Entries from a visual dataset
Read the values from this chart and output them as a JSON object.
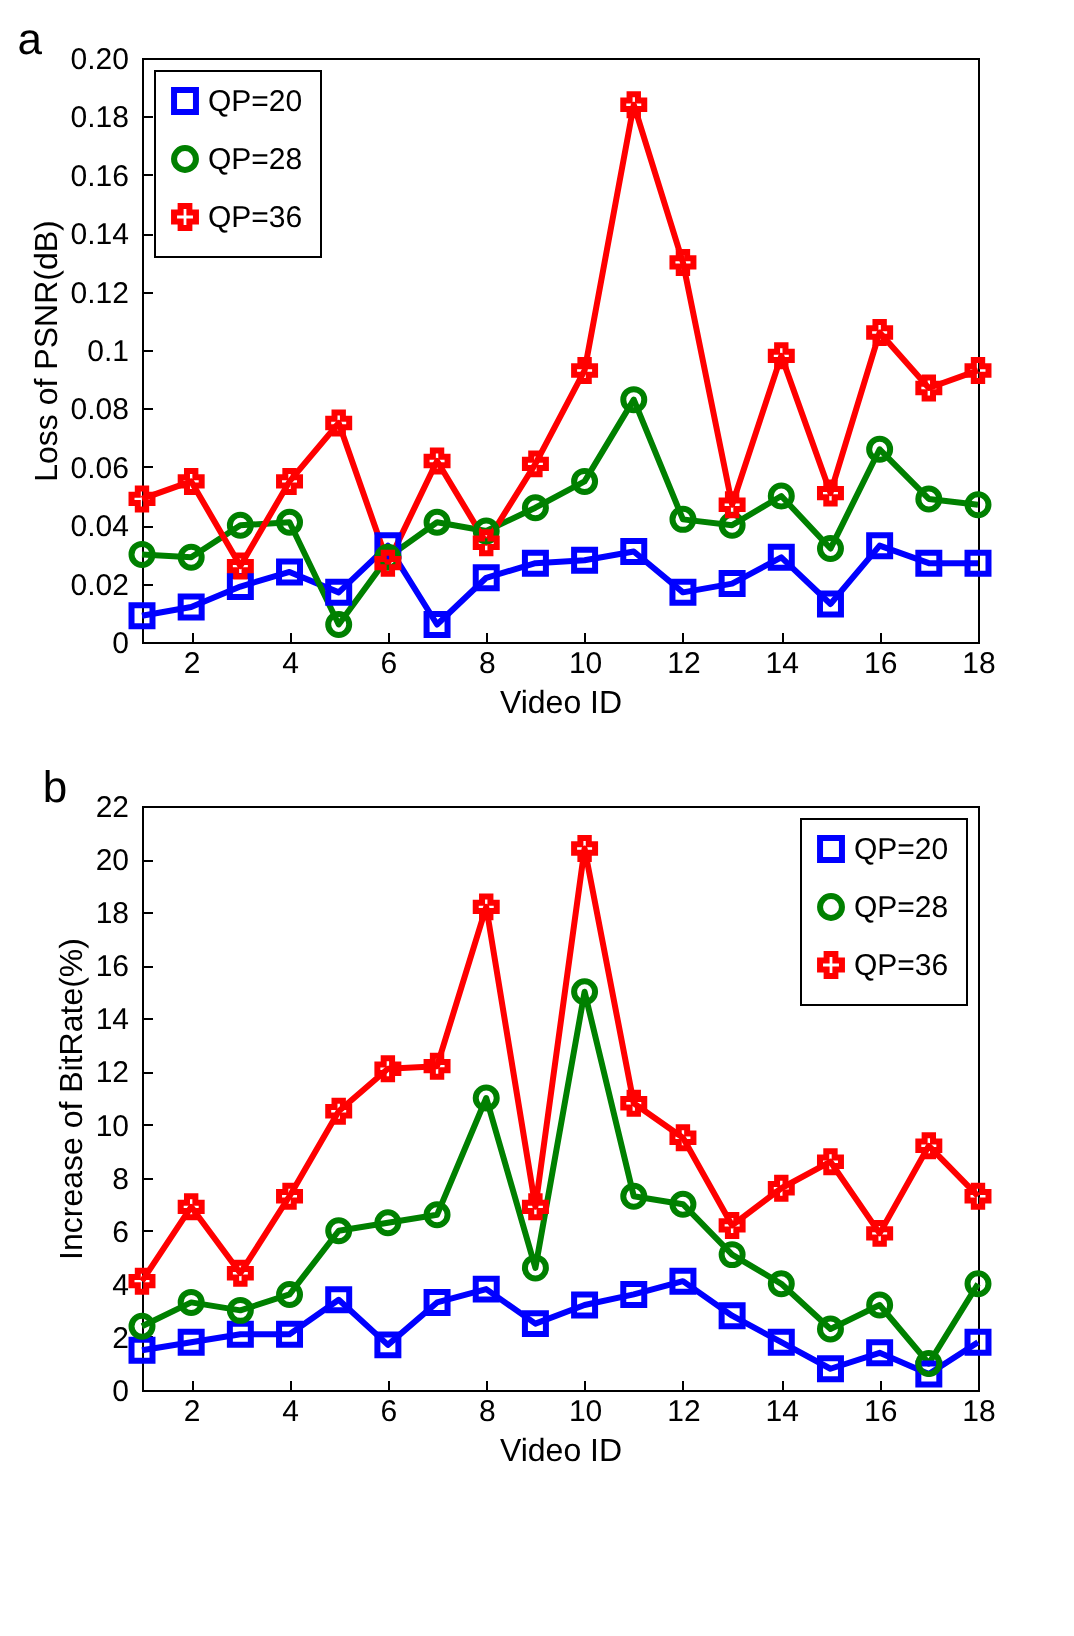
{
  "chart_data": [
    {
      "type": "line",
      "title": "a",
      "xlabel": "Video ID",
      "ylabel": "Loss of PSNR(dB)",
      "x": [
        1,
        2,
        3,
        4,
        5,
        6,
        7,
        8,
        9,
        10,
        11,
        12,
        13,
        14,
        15,
        16,
        17,
        18
      ],
      "xlim": [
        1,
        18
      ],
      "xticks": [
        2,
        4,
        6,
        8,
        10,
        12,
        14,
        16,
        18
      ],
      "ylim": [
        0,
        0.2
      ],
      "yticks": [
        0,
        0.02,
        0.04,
        0.06,
        0.08,
        0.1,
        0.12,
        0.14,
        0.16,
        0.18,
        {
          "value": 0.2,
          "label": "0.20"
        }
      ],
      "legend": "top left",
      "grid": false,
      "line_style": "solid",
      "series": [
        {
          "name": "QP=20",
          "color": "#0000ff",
          "marker": "square",
          "values": [
            0.009,
            0.012,
            0.019,
            0.024,
            0.017,
            0.033,
            0.006,
            0.022,
            0.027,
            0.028,
            0.031,
            0.017,
            0.02,
            0.029,
            0.013,
            0.033,
            0.027,
            0.027
          ]
        },
        {
          "name": "QP=28",
          "color": "#008000",
          "marker": "circle",
          "values": [
            0.03,
            0.029,
            0.04,
            0.041,
            0.006,
            0.029,
            0.041,
            0.038,
            0.046,
            0.055,
            0.083,
            0.042,
            0.04,
            0.05,
            0.032,
            0.066,
            0.049,
            0.047
          ]
        },
        {
          "name": "QP=36",
          "color": "#ff0000",
          "marker": "cross",
          "values": [
            0.049,
            0.055,
            0.026,
            0.055,
            0.075,
            0.027,
            0.062,
            0.034,
            0.061,
            0.093,
            0.184,
            0.13,
            0.047,
            0.098,
            0.051,
            0.106,
            0.087,
            0.093
          ]
        }
      ]
    },
    {
      "type": "line",
      "title": "b",
      "xlabel": "Video ID",
      "ylabel": "Increase of BitRate(%)",
      "x": [
        1,
        2,
        3,
        4,
        5,
        6,
        7,
        8,
        9,
        10,
        11,
        12,
        13,
        14,
        15,
        16,
        17,
        18
      ],
      "xlim": [
        1,
        18
      ],
      "xticks": [
        2,
        4,
        6,
        8,
        10,
        12,
        14,
        16,
        18
      ],
      "ylim": [
        0,
        22
      ],
      "yticks": [
        0,
        2,
        4,
        6,
        8,
        10,
        12,
        14,
        16,
        18,
        20,
        22
      ],
      "legend": "top right",
      "grid": false,
      "line_style": "solid",
      "series": [
        {
          "name": "QP=20",
          "color": "#0000ff",
          "marker": "square",
          "values": [
            1.5,
            1.8,
            2.1,
            2.1,
            3.4,
            1.7,
            3.3,
            3.8,
            2.5,
            3.2,
            3.6,
            4.1,
            2.8,
            1.8,
            0.8,
            1.4,
            0.6,
            1.8
          ]
        },
        {
          "name": "QP=28",
          "color": "#008000",
          "marker": "circle",
          "values": [
            2.4,
            3.3,
            3.0,
            3.6,
            6.0,
            6.3,
            6.6,
            11.0,
            4.6,
            15.0,
            7.3,
            7.0,
            5.1,
            4.0,
            2.3,
            3.2,
            1.0,
            4.0
          ]
        },
        {
          "name": "QP=36",
          "color": "#ff0000",
          "marker": "cross",
          "values": [
            4.1,
            6.9,
            4.4,
            7.3,
            10.5,
            12.1,
            12.2,
            18.2,
            6.9,
            20.4,
            10.8,
            9.5,
            6.2,
            7.6,
            8.6,
            5.9,
            9.2,
            7.3
          ]
        }
      ]
    }
  ]
}
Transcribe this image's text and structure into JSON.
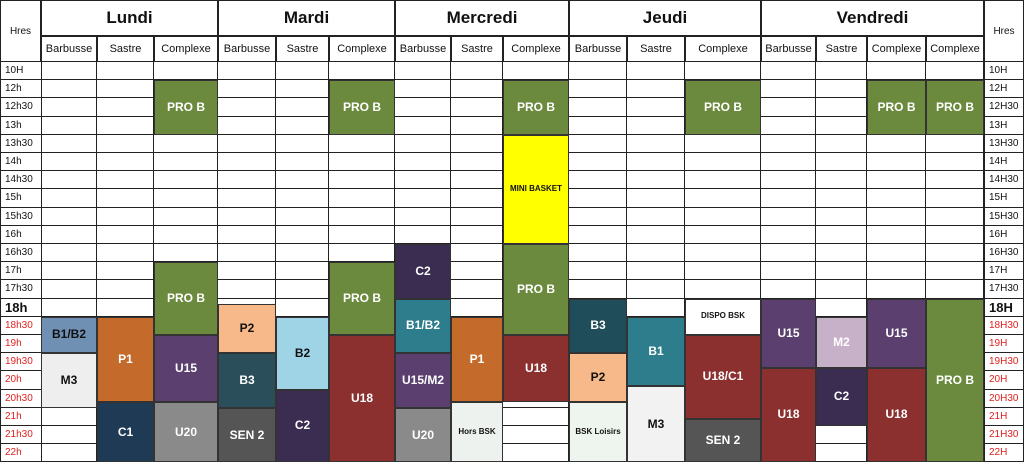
{
  "title_left": "Hres",
  "title_right": "Hres",
  "days": [
    {
      "name": "Lundi",
      "venues": [
        "Barbusse",
        "Sastre",
        "Complexe"
      ]
    },
    {
      "name": "Mardi",
      "venues": [
        "Barbusse",
        "Sastre",
        "Complexe"
      ]
    },
    {
      "name": "Mercredi",
      "venues": [
        "Barbusse",
        "Sastre",
        "Complexe"
      ]
    },
    {
      "name": "Jeudi",
      "venues": [
        "Barbusse",
        "Sastre",
        "Complexe"
      ]
    },
    {
      "name": "Vendredi",
      "venues": [
        "Barbusse",
        "Sastre",
        "Complexe",
        "Complexe"
      ]
    }
  ],
  "times_left": [
    "10H",
    "12h",
    "12h30",
    "13h",
    "13h30",
    "14h",
    "14h30",
    "15h",
    "15h30",
    "16h",
    "16h30",
    "17h",
    "17h30",
    "18h",
    "18h30",
    "19h",
    "19h30",
    "20h",
    "20h30",
    "21h",
    "21h30",
    "22h"
  ],
  "times_right": [
    "10H",
    "12H",
    "12H30",
    "13H",
    "13H30",
    "14H",
    "14H30",
    "15H",
    "15H30",
    "16H",
    "16H30",
    "17H",
    "17H30",
    "18H",
    "18H30",
    "19H",
    "19H30",
    "20H",
    "20H30",
    "21H",
    "21H30",
    "22H"
  ],
  "sessions": [
    {
      "label": "PRO B",
      "col": 2,
      "start": 1,
      "end": 4,
      "color": "#6b8a3e"
    },
    {
      "label": "PRO B",
      "col": 5,
      "start": 1,
      "end": 4,
      "color": "#6b8a3e"
    },
    {
      "label": "PRO B",
      "col": 8,
      "start": 1,
      "end": 4,
      "color": "#6b8a3e"
    },
    {
      "label": "PRO B",
      "col": 11,
      "start": 1,
      "end": 4,
      "color": "#6b8a3e"
    },
    {
      "label": "PRO B",
      "col": 14,
      "start": 1,
      "end": 4,
      "color": "#6b8a3e"
    },
    {
      "label": "PRO B",
      "col": 15,
      "start": 1,
      "end": 4,
      "color": "#6b8a3e"
    },
    {
      "label": "MINI BASKET",
      "col": 8,
      "start": 4,
      "end": 10,
      "color": "#ffff00",
      "dark": true,
      "size": "small"
    },
    {
      "label": "C2",
      "col": 6,
      "start": 10,
      "end": 13,
      "color": "#3b2d52"
    },
    {
      "label": "PRO B",
      "col": 8,
      "start": 10,
      "end": 15,
      "color": "#6b8a3e"
    },
    {
      "label": "PRO B",
      "col": 2,
      "start": 11,
      "end": 15,
      "color": "#6b8a3e"
    },
    {
      "label": "PRO B",
      "col": 5,
      "start": 11,
      "end": 15,
      "color": "#6b8a3e"
    },
    {
      "label": "B3",
      "col": 9,
      "start": 13,
      "end": 16,
      "color": "#1f4d5a"
    },
    {
      "label": "DISPO BSK",
      "col": 11,
      "start": 13,
      "end": 15,
      "color": "#ffffff",
      "dark": true,
      "size": "small"
    },
    {
      "label": "B1/B2",
      "col": 6,
      "start": 13,
      "end": 16,
      "color": "#2e7d8c"
    },
    {
      "label": "P2",
      "col": 3,
      "start": 13.3,
      "end": 16,
      "color": "#f7b98a",
      "dark": true
    },
    {
      "label": "U15",
      "col": 12,
      "start": 13,
      "end": 16.8,
      "color": "#5b3f6e"
    },
    {
      "label": "U15",
      "col": 14,
      "start": 13,
      "end": 16.8,
      "color": "#5b3f6e"
    },
    {
      "label": "PRO B",
      "col": 15,
      "start": 13,
      "end": 22,
      "color": "#6b8a3e"
    },
    {
      "label": "B1/B2",
      "col": 0,
      "start": 14,
      "end": 16,
      "color": "#6f8fb3",
      "dark": true
    },
    {
      "label": "P1",
      "col": 1,
      "start": 14,
      "end": 18.7,
      "color": "#c46a2a"
    },
    {
      "label": "B2",
      "col": 4,
      "start": 14,
      "end": 18,
      "color": "#9fd3e6",
      "dark": true
    },
    {
      "label": "P1",
      "col": 7,
      "start": 14,
      "end": 18.7,
      "color": "#c46a2a"
    },
    {
      "label": "B1",
      "col": 10,
      "start": 14,
      "end": 17.8,
      "color": "#2e7d8c"
    },
    {
      "label": "M2",
      "col": 13,
      "start": 14,
      "end": 16.8,
      "color": "#c7b1c9"
    },
    {
      "label": "U15",
      "col": 2,
      "start": 15,
      "end": 18.7,
      "color": "#5b3f6e"
    },
    {
      "label": "U18",
      "col": 5,
      "start": 15,
      "end": 22,
      "color": "#8b2f2f"
    },
    {
      "label": "U18",
      "col": 8,
      "start": 15,
      "end": 18.7,
      "color": "#8b2f2f"
    },
    {
      "label": "U18/C1",
      "col": 11,
      "start": 15,
      "end": 19.6,
      "color": "#8b2f2f"
    },
    {
      "label": "U15/M2",
      "col": 6,
      "start": 16,
      "end": 19,
      "color": "#5b3f6e"
    },
    {
      "label": "P2",
      "col": 9,
      "start": 16,
      "end": 18.7,
      "color": "#f7b98a",
      "dark": true
    },
    {
      "label": "B3",
      "col": 3,
      "start": 16,
      "end": 19,
      "color": "#2a4f5a"
    },
    {
      "label": "M3",
      "col": 0,
      "start": 16,
      "end": 19,
      "color": "#eeeeee",
      "dark": true
    },
    {
      "label": "U18",
      "col": 12,
      "start": 16.8,
      "end": 22,
      "color": "#8b2f2f"
    },
    {
      "label": "C2",
      "col": 13,
      "start": 16.8,
      "end": 20,
      "color": "#3b2d52"
    },
    {
      "label": "U18",
      "col": 14,
      "start": 16.8,
      "end": 22,
      "color": "#8b2f2f"
    },
    {
      "label": "M3",
      "col": 10,
      "start": 17.8,
      "end": 22,
      "color": "#f2f2f2",
      "dark": true
    },
    {
      "label": "C1",
      "col": 1,
      "start": 18.7,
      "end": 22,
      "color": "#1f3a55"
    },
    {
      "label": "C2",
      "col": 4,
      "start": 18,
      "end": 22,
      "color": "#3b2d52"
    },
    {
      "label": "U20",
      "col": 2,
      "start": 18.7,
      "end": 22,
      "color": "#8a8a8a"
    },
    {
      "label": "Hors BSK",
      "col": 7,
      "start": 18.7,
      "end": 22,
      "color": "#eef2ee",
      "dark": true,
      "size": "small"
    },
    {
      "label": "U20",
      "col": 6,
      "start": 19,
      "end": 22,
      "color": "#8a8a8a"
    },
    {
      "label": "SEN 2",
      "col": 3,
      "start": 19,
      "end": 22,
      "color": "#555555"
    },
    {
      "label": "BSK Loisirs",
      "col": 9,
      "start": 18.7,
      "end": 22,
      "color": "#eef4ee",
      "dark": true,
      "size": "small"
    },
    {
      "label": "SEN 2",
      "col": 11,
      "start": 19.6,
      "end": 22,
      "color": "#555555"
    }
  ]
}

→ Objective:
Say how many lines in the records contain the string "JSON", and say nothing else.

→ Expected answer:
2